• TASK DIRECTIONS
Reproduce all lines of the listing below in which the word "ГЛАВА" occurs.

• EXTRACTED RECORDS
-*-*-
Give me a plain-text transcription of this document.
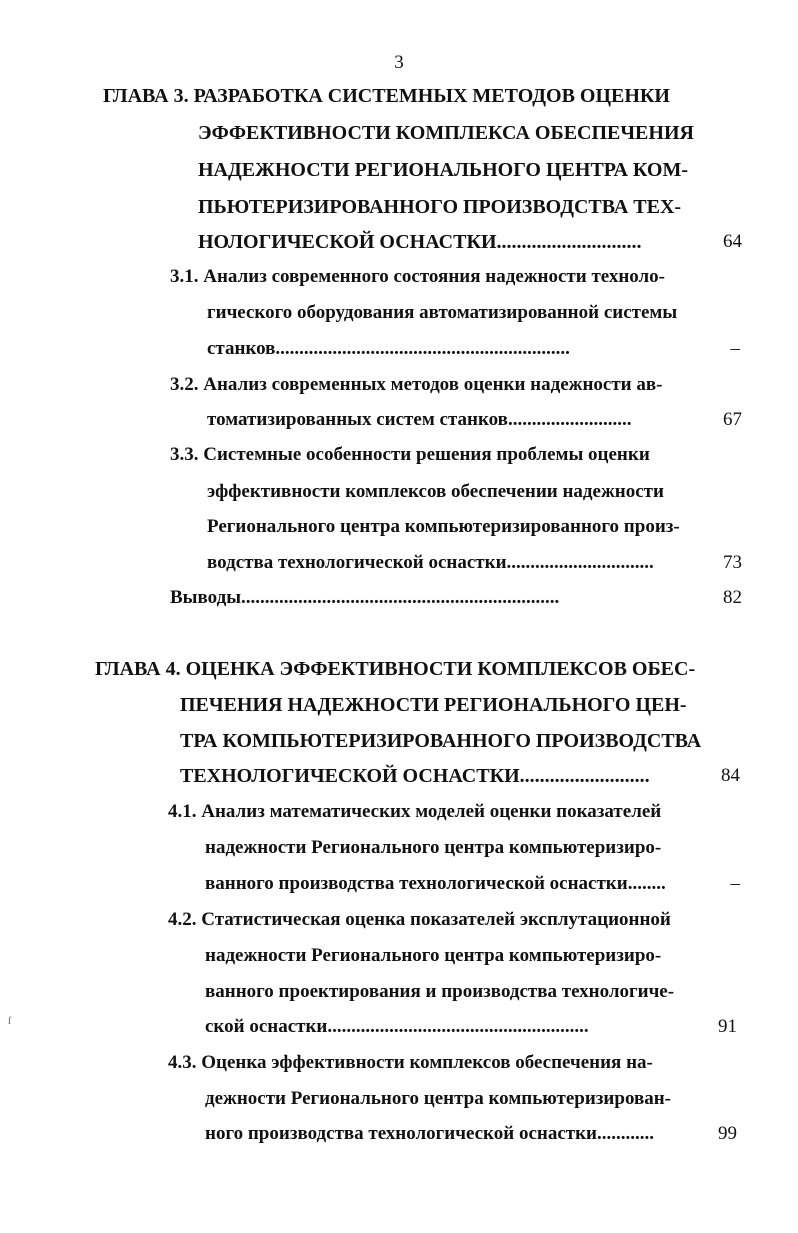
3
ГЛАВА 3. РАЗРАБОТКА СИСТЕМНЫХ МЕТОДОВ ОЦЕНКИ
ЭФФЕКТИВНОСТИ КОМПЛЕКСА ОБЕСПЕЧЕНИЯ
НАДЕЖНОСТИ РЕГИОНАЛЬНОГО ЦЕНТРА КОМ-
ПЬЮТЕРИЗИРОВАННОГО ПРОИЗВОДСТВА ТЕХ-
НОЛОГИЧЕСКОЙ ОСНАСТКИ.............................	64
3.1. Анализ современного состояния надежности техноло-
гического оборудования автоматизированной системы
станков..............................................................	–
3.2. Анализ современных методов оценки надежности ав-
томатизированных систем станков..........................	67
3.3. Системные особенности решения проблемы оценки
эффективности комплексов обеспечении надежности
Регионального центра компьютеризированного произ-
водства технологической оснастки...............................	73
Выводы...................................................................	82
ГЛАВА 4. ОЦЕНКА ЭФФЕКТИВНОСТИ КОМПЛЕКСОВ ОБЕС-
ПЕЧЕНИЯ НАДЕЖНОСТИ РЕГИОНАЛЬНОГО ЦЕН-
ТРА КОМПЬЮТЕРИЗИРОВАННОГО ПРОИЗВОДСТВА
ТЕХНОЛОГИЧЕСКОЙ ОСНАСТКИ..........................	84
4.1. Анализ математических моделей оценки показателей
надежности Регионального центра компьютеризиро-
ванного производства технологической оснастки........	–
4.2. Статистическая оценка показателей эксплутационной
надежности Регионального центра компьютеризиро-
ванного проектирования и производства технологиче-
ской оснастки.......................................................	91
4.3. Оценка эффективности комплексов обеспечения на-
дежности Регионального центра компьютеризирован-
ного производства технологической оснастки............	99
ſ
-*-*-
• ANSWER
ГЛАВА 3. РАЗРАБОТКА СИСТЕМНЫХ МЕТОДОВ ОЦЕНКИ
ГЛАВА 4. ОЦЕНКА ЭФФЕКТИВНОСТИ КОМПЛЕКСОВ ОБЕС-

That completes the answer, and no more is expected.